[START OF MATERIALS PROVIDED]

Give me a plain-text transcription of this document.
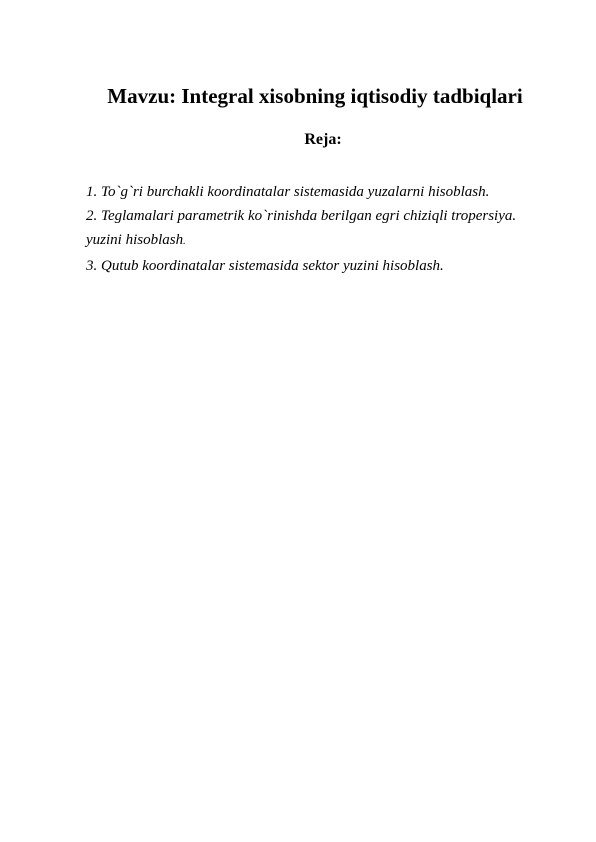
Mavzu: Integral xisobning iqtisodiy tadbiqlari
Reja:
1. To`g`ri burchakli koordinatalar sistemasida yuzalarni hisoblash.
2. Teglamalari parametrik ko`rinishda berilgan egri chiziqli tropersiya.
yuzini hisoblash.
3. Qutub koordinatalar sistemasida sektor yuzini hisoblash.
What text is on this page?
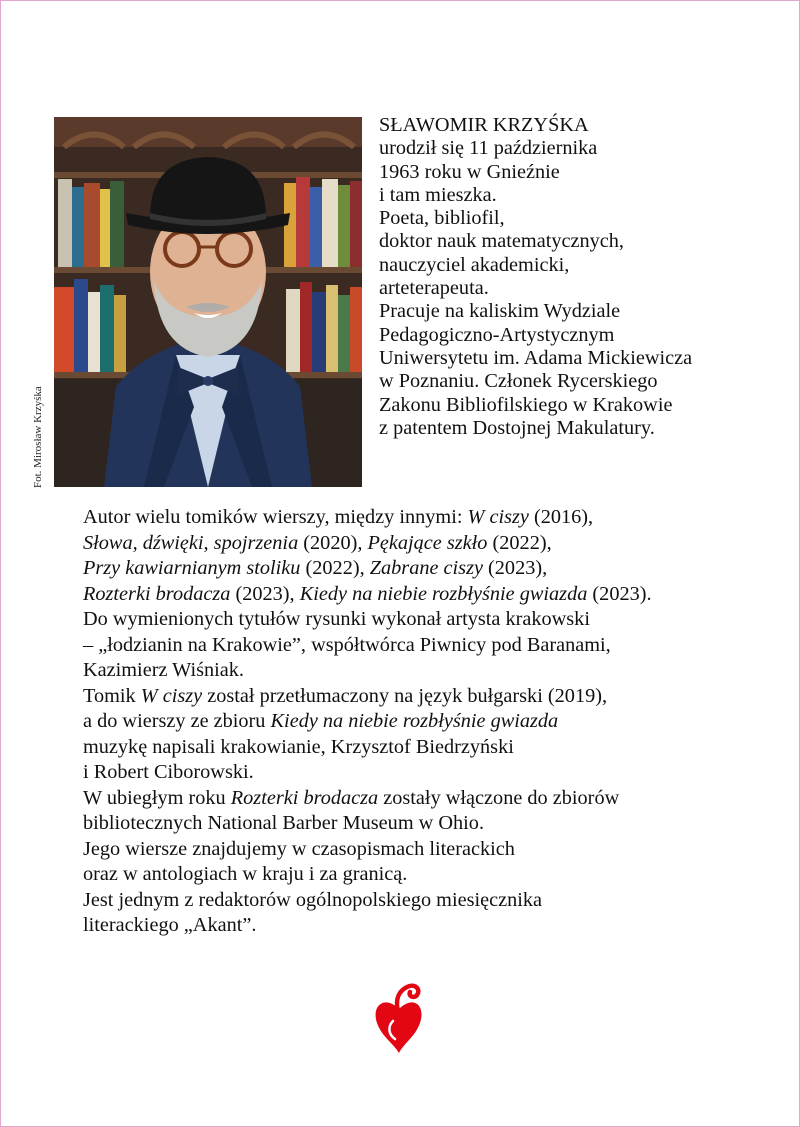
Fot. Mirosław Krzyśka
SŁAWOMIR KRZYŚKA
urodził się 11 października
1963 roku w Gnieźnie
i tam mieszka.
Poeta, bibliofil,
doktor nauk matematycznych,
nauczyciel akademicki,
arteterapeuta.
Pracuje na kaliskim Wydziale
Pedagogiczno-Artystycznym
Uniwersytetu im. Adama Mickiewicza
w Poznaniu. Członek Rycerskiego
Zakonu Bibliofilskiego w Krakowie
z patentem Dostojnej Makulatury.
Autor wielu tomików wierszy, między innymi: W ciszy (2016),
Słowa, dźwięki, spojrzenia (2020), Pękające szkło (2022),
Przy kawiarnianym stoliku (2022), Zabrane ciszy (2023),
Rozterki brodacza (2023), Kiedy na niebie rozbłyśnie gwiazda (2023).
Do wymienionych tytułów rysunki wykonał artysta krakowski
– „łodzianin na Krakowie”, współtwórca Piwnicy pod Baranami,
Kazimierz Wiśniak.
Tomik W ciszy został przetłumaczony na język bułgarski (2019),
a do wierszy ze zbioru Kiedy na niebie rozbłyśnie gwiazda
muzykę napisali krakowianie, Krzysztof Biedrzyński
i Robert Ciborowski.
W ubiegłym roku Rozterki brodacza zostały włączone do zbiorów
bibliotecznych National Barber Museum w Ohio.
Jego wiersze znajdujemy w czasopismach literackich
oraz w antologiach w kraju i za granicą.
Jest jednym z redaktorów ogólnopolskiego miesięcznika
literackiego „Akant”.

[END OF MATERIALS PROVIDED]

PROMPT: Return the listing above in full and without alteration, excluding its pictures.

OUTPUT FOR THIS TASK:
Give me a plain-text transcription of this document.
Mavzu: Integral xisobning iqtisodiy tadbiqlari
Reja:
1. To`g`ri burchakli koordinatalar sistemasida yuzalarni hisoblash.
2. Teglamalari parametrik ko`rinishda berilgan egri chiziqli tropersiya.
yuzini hisoblash.
3. Qutub koordinatalar sistemasida sektor yuzini hisoblash.
What text is on this page?
Fot. Mirosław Krzyśka
SŁAWOMIR KRZYŚKA
urodził się 11 października
1963 roku w Gnieźnie
i tam mieszka.
Poeta, bibliofil,
doktor nauk matematycznych,
nauczyciel akademicki,
arteterapeuta.
Pracuje na kaliskim Wydziale
Pedagogiczno-Artystycznym
Uniwersytetu im. Adama Mickiewicza
w Poznaniu. Członek Rycerskiego
Zakonu Bibliofilskiego w Krakowie
z patentem Dostojnej Makulatury.
Autor wielu tomików wierszy, między innymi: W ciszy (2016),
Słowa, dźwięki, spojrzenia (2020), Pękające szkło (2022),
Przy kawiarnianym stoliku (2022), Zabrane ciszy (2023),
Rozterki brodacza (2023), Kiedy na niebie rozbłyśnie gwiazda (2023).
Do wymienionych tytułów rysunki wykonał artysta krakowski
– „łodzianin na Krakowie”, współtwórca Piwnicy pod Baranami,
Kazimierz Wiśniak.
Tomik W ciszy został przetłumaczony na język bułgarski (2019),
a do wierszy ze zbioru Kiedy na niebie rozbłyśnie gwiazda
muzykę napisali krakowianie, Krzysztof Biedrzyński
i Robert Ciborowski.
W ubiegłym roku Rozterki brodacza zostały włączone do zbiorów
bibliotecznych National Barber Museum w Ohio.
Jego wiersze znajdujemy w czasopismach literackich
oraz w antologiach w kraju i za granicą.
Jest jednym z redaktorów ogólnopolskiego miesięcznika
literackiego „Akant”.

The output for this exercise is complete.